Goal: Write out the entries below once more, exactly, with the pictures left out.

Entries:
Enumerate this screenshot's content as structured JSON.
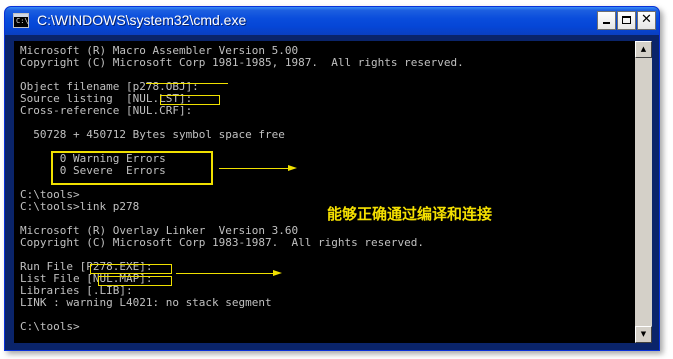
{
  "window": {
    "title": "C:\\WINDOWS\\system32\\cmd.exe",
    "app_icon_text": "C:\\",
    "buttons": {
      "minimize": "minimize",
      "maximize": "maximize",
      "close": "✕"
    }
  },
  "console": {
    "lines": [
      "Microsoft (R) Macro Assembler Version 5.00",
      "Copyright (C) Microsoft Corp 1981-1985, 1987.  All rights reserved.",
      "",
      "Object filename [p278.OBJ]:",
      "Source listing  [NUL.LST]:",
      "Cross-reference [NUL.CRF]:",
      "",
      "  50728 + 450712 Bytes symbol space free",
      "",
      "      0 Warning Errors",
      "      0 Severe  Errors",
      "",
      "C:\\tools>",
      "C:\\tools>link p278",
      "",
      "Microsoft (R) Overlay Linker  Version 3.60",
      "Copyright (C) Microsoft Corp 1983-1987.  All rights reserved.",
      "",
      "Run File [P278.EXE]:",
      "List File [NUL.MAP]:",
      "Libraries [.LIB]:",
      "LINK : warning L4021: no stack segment",
      "",
      "C:\\tools>"
    ]
  },
  "annotation": {
    "text": "能够正确通过编译和连接"
  },
  "colors": {
    "console_bg": "#000000",
    "console_text": "#c0c0c0",
    "highlight": "#f0e000",
    "titlebar": "#0a4ddc"
  }
}
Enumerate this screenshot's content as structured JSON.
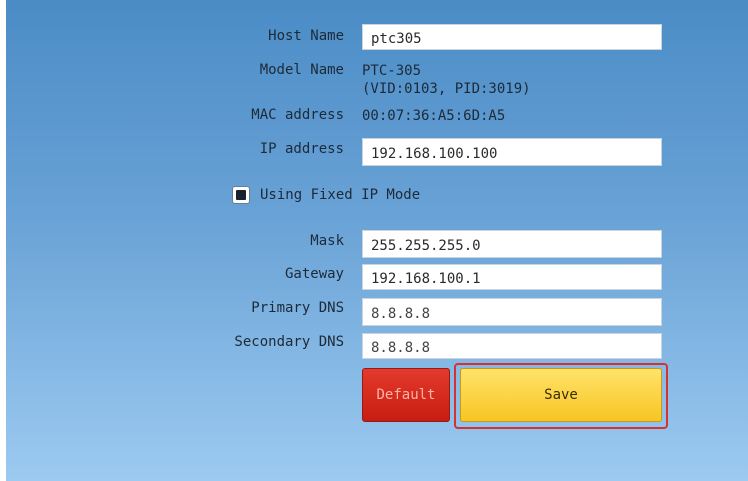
{
  "form": {
    "host_name": {
      "label": "Host Name",
      "value": "ptc305"
    },
    "model_name": {
      "label": "Model Name",
      "line1": "PTC-305",
      "line2": "(VID:0103, PID:3019)"
    },
    "mac_address": {
      "label": "MAC address",
      "value": "00:07:36:A5:6D:A5"
    },
    "ip_address": {
      "label": "IP address",
      "value": "192.168.100.100"
    },
    "fixed_ip": {
      "label": "Using Fixed IP Mode",
      "checked": true
    },
    "mask": {
      "label": "Mask",
      "value": "255.255.255.0"
    },
    "gateway": {
      "label": "Gateway",
      "value": "192.168.100.1"
    },
    "primary_dns": {
      "label": "Primary DNS",
      "value": "8.8.8.8"
    },
    "secondary_dns": {
      "label": "Secondary DNS",
      "value": "8.8.8.8"
    }
  },
  "buttons": {
    "default_label": "Default",
    "save_label": "Save"
  },
  "colors": {
    "panel_top": "#4b8cc6",
    "panel_bottom": "#9ccaf0",
    "default_button": "#d42a1e",
    "save_button": "#fbd444",
    "highlight_outline": "#d63232"
  },
  "icons": {
    "checkbox": "checkbox-checked-icon"
  }
}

Task response:
Enumerate this screenshot's content as structured JSON.
{
  "window": {
    "title": "C:\\WINDOWS\\system32\\cmd.exe",
    "app_icon_text": "C:\\",
    "buttons": {
      "minimize": "minimize",
      "maximize": "maximize",
      "close": "✕"
    }
  },
  "console": {
    "lines": [
      "Microsoft (R) Macro Assembler Version 5.00",
      "Copyright (C) Microsoft Corp 1981-1985, 1987.  All rights reserved.",
      "",
      "Object filename [p278.OBJ]:",
      "Source listing  [NUL.LST]:",
      "Cross-reference [NUL.CRF]:",
      "",
      "  50728 + 450712 Bytes symbol space free",
      "",
      "      0 Warning Errors",
      "      0 Severe  Errors",
      "",
      "C:\\tools>",
      "C:\\tools>link p278",
      "",
      "Microsoft (R) Overlay Linker  Version 3.60",
      "Copyright (C) Microsoft Corp 1983-1987.  All rights reserved.",
      "",
      "Run File [P278.EXE]:",
      "List File [NUL.MAP]:",
      "Libraries [.LIB]:",
      "LINK : warning L4021: no stack segment",
      "",
      "C:\\tools>"
    ]
  },
  "annotation": {
    "text": "能够正确通过编译和连接"
  },
  "colors": {
    "console_bg": "#000000",
    "console_text": "#c0c0c0",
    "highlight": "#f0e000",
    "titlebar": "#0a4ddc"
  }
}
Enumerate this screenshot's content as structured JSON.
{
  "form": {
    "host_name": {
      "label": "Host Name",
      "value": "ptc305"
    },
    "model_name": {
      "label": "Model Name",
      "line1": "PTC-305",
      "line2": "(VID:0103, PID:3019)"
    },
    "mac_address": {
      "label": "MAC address",
      "value": "00:07:36:A5:6D:A5"
    },
    "ip_address": {
      "label": "IP address",
      "value": "192.168.100.100"
    },
    "fixed_ip": {
      "label": "Using Fixed IP Mode",
      "checked": true
    },
    "mask": {
      "label": "Mask",
      "value": "255.255.255.0"
    },
    "gateway": {
      "label": "Gateway",
      "value": "192.168.100.1"
    },
    "primary_dns": {
      "label": "Primary DNS",
      "value": "8.8.8.8"
    },
    "secondary_dns": {
      "label": "Secondary DNS",
      "value": "8.8.8.8"
    }
  },
  "buttons": {
    "default_label": "Default",
    "save_label": "Save"
  },
  "colors": {
    "panel_top": "#4b8cc6",
    "panel_bottom": "#9ccaf0",
    "default_button": "#d42a1e",
    "save_button": "#fbd444",
    "highlight_outline": "#d63232"
  },
  "icons": {
    "checkbox": "checkbox-checked-icon"
  }
}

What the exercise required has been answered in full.